-- START --

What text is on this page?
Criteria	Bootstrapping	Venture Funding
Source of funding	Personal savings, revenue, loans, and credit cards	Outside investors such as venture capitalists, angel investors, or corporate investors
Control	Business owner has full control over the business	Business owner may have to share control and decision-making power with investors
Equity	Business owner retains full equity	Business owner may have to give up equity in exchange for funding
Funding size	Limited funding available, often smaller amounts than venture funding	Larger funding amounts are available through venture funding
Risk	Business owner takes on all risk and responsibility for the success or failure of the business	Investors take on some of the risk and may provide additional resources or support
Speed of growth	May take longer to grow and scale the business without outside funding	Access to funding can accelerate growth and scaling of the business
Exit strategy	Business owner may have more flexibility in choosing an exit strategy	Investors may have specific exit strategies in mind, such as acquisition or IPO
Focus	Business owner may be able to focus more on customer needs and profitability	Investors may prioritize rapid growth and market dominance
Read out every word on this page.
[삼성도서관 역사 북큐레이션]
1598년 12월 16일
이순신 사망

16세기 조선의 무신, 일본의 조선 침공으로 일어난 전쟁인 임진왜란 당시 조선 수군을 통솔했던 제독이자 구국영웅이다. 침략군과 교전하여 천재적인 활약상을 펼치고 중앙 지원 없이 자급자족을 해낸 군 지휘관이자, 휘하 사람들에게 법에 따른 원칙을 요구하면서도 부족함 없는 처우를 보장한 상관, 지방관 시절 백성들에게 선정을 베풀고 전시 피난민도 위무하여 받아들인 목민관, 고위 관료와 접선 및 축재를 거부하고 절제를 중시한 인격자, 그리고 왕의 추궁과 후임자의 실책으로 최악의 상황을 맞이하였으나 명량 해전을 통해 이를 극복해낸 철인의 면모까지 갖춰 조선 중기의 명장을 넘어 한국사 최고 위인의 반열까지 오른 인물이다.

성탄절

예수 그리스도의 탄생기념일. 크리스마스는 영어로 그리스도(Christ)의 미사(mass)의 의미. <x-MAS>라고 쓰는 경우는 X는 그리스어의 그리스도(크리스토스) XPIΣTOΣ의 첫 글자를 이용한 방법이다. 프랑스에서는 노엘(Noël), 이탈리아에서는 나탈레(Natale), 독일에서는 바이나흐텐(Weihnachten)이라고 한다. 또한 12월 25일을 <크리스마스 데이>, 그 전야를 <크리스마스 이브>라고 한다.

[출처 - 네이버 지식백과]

-- END --

* _Task statement_
Starting at the line that contains "Read out every word on this page.", output each remaining line of the listing, the last line included, exactly as it appears.

* _Result_
Read out every word on this page.
[삼성도서관 역사 북큐레이션]
1598년 12월 16일
이순신 사망

16세기 조선의 무신, 일본의 조선 침공으로 일어난 전쟁인 임진왜란 당시 조선 수군을 통솔했던 제독이자 구국영웅이다. 침략군과 교전하여 천재적인 활약상을 펼치고 중앙 지원 없이 자급자족을 해낸 군 지휘관이자, 휘하 사람들에게 법에 따른 원칙을 요구하면서도 부족함 없는 처우를 보장한 상관, 지방관 시절 백성들에게 선정을 베풀고 전시 피난민도 위무하여 받아들인 목민관, 고위 관료와 접선 및 축재를 거부하고 절제를 중시한 인격자, 그리고 왕의 추궁과 후임자의 실책으로 최악의 상황을 맞이하였으나 명량 해전을 통해 이를 극복해낸 철인의 면모까지 갖춰 조선 중기의 명장을 넘어 한국사 최고 위인의 반열까지 오른 인물이다.

성탄절

예수 그리스도의 탄생기념일. 크리스마스는 영어로 그리스도(Christ)의 미사(mass)의 의미. <x-MAS>라고 쓰는 경우는 X는 그리스어의 그리스도(크리스토스) XPIΣTOΣ의 첫 글자를 이용한 방법이다. 프랑스에서는 노엘(Noël), 이탈리아에서는 나탈레(Natale), 독일에서는 바이나흐텐(Weihnachten)이라고 한다. 또한 12월 25일을 <크리스마스 데이>, 그 전야를 <크리스마스 이브>라고 한다.

[출처 - 네이버 지식백과]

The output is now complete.